:: INPUT MATERIAL ::
# # # # #

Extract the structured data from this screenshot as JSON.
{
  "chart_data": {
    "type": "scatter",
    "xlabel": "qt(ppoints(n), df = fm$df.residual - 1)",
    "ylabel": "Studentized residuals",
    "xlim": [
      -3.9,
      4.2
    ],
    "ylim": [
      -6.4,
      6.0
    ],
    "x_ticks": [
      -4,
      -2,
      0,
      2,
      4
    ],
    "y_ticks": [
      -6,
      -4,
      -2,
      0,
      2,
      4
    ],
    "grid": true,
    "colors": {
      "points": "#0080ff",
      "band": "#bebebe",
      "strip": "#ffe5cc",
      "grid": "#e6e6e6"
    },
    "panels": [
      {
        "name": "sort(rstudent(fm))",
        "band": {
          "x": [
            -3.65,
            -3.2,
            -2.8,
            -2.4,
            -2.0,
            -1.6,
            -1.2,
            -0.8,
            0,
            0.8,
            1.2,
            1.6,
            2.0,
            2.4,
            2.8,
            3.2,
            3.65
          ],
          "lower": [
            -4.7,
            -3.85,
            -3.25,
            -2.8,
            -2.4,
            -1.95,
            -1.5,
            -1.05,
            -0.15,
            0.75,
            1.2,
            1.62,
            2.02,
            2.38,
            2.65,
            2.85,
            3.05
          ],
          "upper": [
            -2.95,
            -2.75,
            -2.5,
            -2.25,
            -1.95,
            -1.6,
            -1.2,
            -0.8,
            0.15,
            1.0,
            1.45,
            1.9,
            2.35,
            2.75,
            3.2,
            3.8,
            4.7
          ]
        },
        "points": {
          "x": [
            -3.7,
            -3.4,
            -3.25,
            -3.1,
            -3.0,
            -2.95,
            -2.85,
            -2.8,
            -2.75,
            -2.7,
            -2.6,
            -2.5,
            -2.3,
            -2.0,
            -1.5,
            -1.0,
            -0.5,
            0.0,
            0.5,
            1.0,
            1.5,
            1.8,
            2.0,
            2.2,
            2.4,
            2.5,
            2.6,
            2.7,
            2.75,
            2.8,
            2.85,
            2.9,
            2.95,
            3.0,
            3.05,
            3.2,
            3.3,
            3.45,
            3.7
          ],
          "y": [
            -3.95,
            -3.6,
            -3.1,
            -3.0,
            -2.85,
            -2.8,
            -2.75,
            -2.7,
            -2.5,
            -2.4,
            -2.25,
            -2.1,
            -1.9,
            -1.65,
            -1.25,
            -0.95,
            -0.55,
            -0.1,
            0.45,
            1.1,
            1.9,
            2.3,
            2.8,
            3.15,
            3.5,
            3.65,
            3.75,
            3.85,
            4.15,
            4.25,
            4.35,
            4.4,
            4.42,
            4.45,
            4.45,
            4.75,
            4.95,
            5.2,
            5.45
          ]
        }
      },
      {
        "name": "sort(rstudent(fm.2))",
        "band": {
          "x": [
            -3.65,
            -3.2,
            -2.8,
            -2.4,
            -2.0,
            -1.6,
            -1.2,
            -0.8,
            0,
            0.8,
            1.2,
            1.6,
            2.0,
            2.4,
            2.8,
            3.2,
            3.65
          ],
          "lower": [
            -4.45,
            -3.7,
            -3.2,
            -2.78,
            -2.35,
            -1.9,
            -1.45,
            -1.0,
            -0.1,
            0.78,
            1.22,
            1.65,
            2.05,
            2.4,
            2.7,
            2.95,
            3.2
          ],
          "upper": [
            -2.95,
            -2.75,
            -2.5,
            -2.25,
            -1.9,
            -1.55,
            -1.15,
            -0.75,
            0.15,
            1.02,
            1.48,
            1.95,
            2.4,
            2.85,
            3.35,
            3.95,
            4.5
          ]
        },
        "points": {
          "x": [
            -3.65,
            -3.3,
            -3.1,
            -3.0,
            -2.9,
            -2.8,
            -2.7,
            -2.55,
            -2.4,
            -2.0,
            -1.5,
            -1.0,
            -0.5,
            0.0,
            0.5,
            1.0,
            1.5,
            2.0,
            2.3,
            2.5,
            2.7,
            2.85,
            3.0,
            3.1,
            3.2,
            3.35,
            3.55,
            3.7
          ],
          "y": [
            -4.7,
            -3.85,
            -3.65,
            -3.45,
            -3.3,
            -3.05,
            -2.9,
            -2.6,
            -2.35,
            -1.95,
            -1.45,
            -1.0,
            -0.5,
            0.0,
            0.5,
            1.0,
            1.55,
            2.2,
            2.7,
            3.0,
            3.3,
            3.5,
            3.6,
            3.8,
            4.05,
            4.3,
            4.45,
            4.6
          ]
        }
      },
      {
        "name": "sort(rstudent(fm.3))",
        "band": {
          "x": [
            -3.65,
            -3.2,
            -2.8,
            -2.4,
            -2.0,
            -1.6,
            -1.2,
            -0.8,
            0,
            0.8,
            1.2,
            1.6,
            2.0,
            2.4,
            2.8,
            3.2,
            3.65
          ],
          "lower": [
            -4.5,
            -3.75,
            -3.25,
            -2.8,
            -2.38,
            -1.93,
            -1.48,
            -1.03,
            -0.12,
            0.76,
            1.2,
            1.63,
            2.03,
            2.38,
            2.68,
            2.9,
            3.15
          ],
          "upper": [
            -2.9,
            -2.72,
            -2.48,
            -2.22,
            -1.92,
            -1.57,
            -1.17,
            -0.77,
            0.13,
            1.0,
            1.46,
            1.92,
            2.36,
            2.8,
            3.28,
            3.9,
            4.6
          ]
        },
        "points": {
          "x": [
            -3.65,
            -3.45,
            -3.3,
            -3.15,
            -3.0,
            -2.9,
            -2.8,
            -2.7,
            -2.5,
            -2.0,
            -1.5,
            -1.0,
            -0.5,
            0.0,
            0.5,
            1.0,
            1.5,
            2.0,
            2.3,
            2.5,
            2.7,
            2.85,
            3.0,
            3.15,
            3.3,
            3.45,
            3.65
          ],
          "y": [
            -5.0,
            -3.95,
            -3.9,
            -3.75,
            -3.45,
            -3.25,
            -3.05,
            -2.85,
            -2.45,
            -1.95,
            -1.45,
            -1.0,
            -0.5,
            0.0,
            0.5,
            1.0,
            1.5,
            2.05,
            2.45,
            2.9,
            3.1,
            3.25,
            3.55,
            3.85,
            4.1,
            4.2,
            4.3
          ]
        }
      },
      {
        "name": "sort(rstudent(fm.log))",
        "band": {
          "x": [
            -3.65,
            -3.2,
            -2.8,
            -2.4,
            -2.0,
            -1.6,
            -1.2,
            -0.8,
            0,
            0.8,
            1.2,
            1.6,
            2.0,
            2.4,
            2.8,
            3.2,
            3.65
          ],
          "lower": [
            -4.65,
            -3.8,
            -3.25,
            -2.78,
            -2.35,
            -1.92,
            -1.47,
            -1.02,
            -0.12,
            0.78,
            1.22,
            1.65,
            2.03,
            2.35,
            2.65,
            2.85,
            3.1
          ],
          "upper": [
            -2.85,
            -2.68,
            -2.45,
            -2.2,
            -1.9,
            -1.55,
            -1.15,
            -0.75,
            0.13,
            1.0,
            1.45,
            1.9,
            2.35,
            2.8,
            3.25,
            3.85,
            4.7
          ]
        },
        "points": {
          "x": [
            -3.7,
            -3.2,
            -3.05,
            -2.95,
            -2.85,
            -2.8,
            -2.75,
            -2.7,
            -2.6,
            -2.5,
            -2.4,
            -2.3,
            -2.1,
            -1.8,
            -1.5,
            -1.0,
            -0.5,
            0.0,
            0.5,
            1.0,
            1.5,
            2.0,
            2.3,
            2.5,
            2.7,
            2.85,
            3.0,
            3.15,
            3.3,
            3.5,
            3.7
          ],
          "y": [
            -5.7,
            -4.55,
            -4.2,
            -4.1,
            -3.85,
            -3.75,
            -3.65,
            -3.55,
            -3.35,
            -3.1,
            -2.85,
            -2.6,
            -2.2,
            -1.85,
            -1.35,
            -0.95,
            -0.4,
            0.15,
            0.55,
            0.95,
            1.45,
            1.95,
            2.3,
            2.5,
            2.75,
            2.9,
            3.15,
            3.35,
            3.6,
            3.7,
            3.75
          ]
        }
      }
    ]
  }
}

# # # # #

:: PROBLEM ::
State how many lines include the string "rstudent". Give no other information.

:: TASK RESPONSE ::
4